▸ Task brief: Retype each line exactly. Skip images.

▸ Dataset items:
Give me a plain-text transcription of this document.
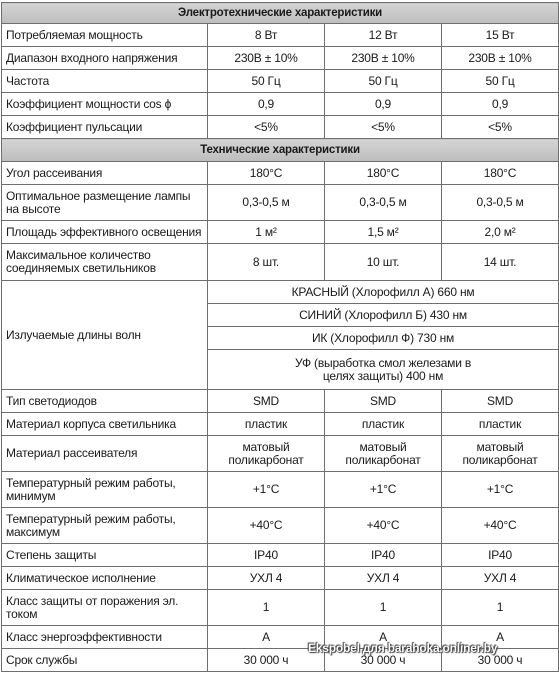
Электротехнические характеристики			
Потребляемая мощность	8 Вт	12 Вт	15 Вт
Диапазон входного напряжения	230В ± 10%	230В ± 10%	230В ± 10%
Частота	50 Гц	50 Гц	50 Гц
Коэффициент мощности cos ϕ	0,9	0,9	0,9
Коэффициент пульсации	<5%	<5%	<5%
Технические характеристики			
Угол рассеивания	180°С	180°С	180°С
Оптимальное размещение лампы на высоте	0,3-0,5 м	0,3-0,5 м	0,3-0,5 м
Площадь эффективного освещения	1 м²	1,5 м²	2,0 м²
Максимальное количество соединяемых светильников	8 шт.	10 шт.	14 шт.
Излучаемые длины волн	КРАСНЫЙ (Хлорофилл А) 660 нм		
	СИНИЙ (Хлорофилл Б) 430 нм		
	ИК (Хлорофилл Ф) 730 нм		
	УФ (выработка смол железами в целях защиты) 400 нм		
Тип светодиодов	SMD	SMD	SMD
Материал корпуса светильника	пластик	пластик	пластик
Материал рассеивателя	матовый поликарбонат	матовый поликарбонат	матовый поликарбонат
Температурный режим работы, минимум	+1°С	+1°С	+1°С
Температурный режим работы, максимум	+40°С	+40°С	+40°С
Степень защиты	IP40	IP40	IP40
Климатическое исполнение	УХЛ 4	УХЛ 4	УХЛ 4
Класс защиты от поражения эл. током	1	1	1
Класс энергоэффективности	А	А	А
Срок службы	30 000 ч	30 000 ч	30 000 ч
Ekspobel для barahoka.onliner.by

▸ Written answer:
Give me a plain-text transcription of this document.
Электротехнические характеристики			
Потребляемая мощность	8 Вт	12 Вт	15 Вт
Диапазон входного напряжения	230В ± 10%	230В ± 10%	230В ± 10%
Частота	50 Гц	50 Гц	50 Гц
Коэффициент мощности cos ϕ	0,9	0,9	0,9
Коэффициент пульсации	<5%	<5%	<5%
Технические характеристики			
Угол рассеивания	180°С	180°С	180°С
Оптимальное размещение лампы на высоте	0,3-0,5 м	0,3-0,5 м	0,3-0,5 м
Площадь эффективного освещения	1 м²	1,5 м²	2,0 м²
Максимальное количество соединяемых светильников	8 шт.	10 шт.	14 шт.
Излучаемые длины волн	КРАСНЫЙ (Хлорофилл А) 660 нм		
	СИНИЙ (Хлорофилл Б) 430 нм		
	ИК (Хлорофилл Ф) 730 нм		
	УФ (выработка смол железами в целях защиты) 400 нм		
Тип светодиодов	SMD	SMD	SMD
Материал корпуса светильника	пластик	пластик	пластик
Материал рассеивателя	матовый поликарбонат	матовый поликарбонат	матовый поликарбонат
Температурный режим работы, минимум	+1°С	+1°С	+1°С
Температурный режим работы, максимум	+40°С	+40°С	+40°С
Степень защиты	IP40	IP40	IP40
Климатическое исполнение	УХЛ 4	УХЛ 4	УХЛ 4
Класс защиты от поражения эл. током	1	1	1
Класс энергоэффективности	А	А	А
Срок службы	30 000 ч	30 000 ч	30 000 ч
Ekspobel для barahoka.onliner.by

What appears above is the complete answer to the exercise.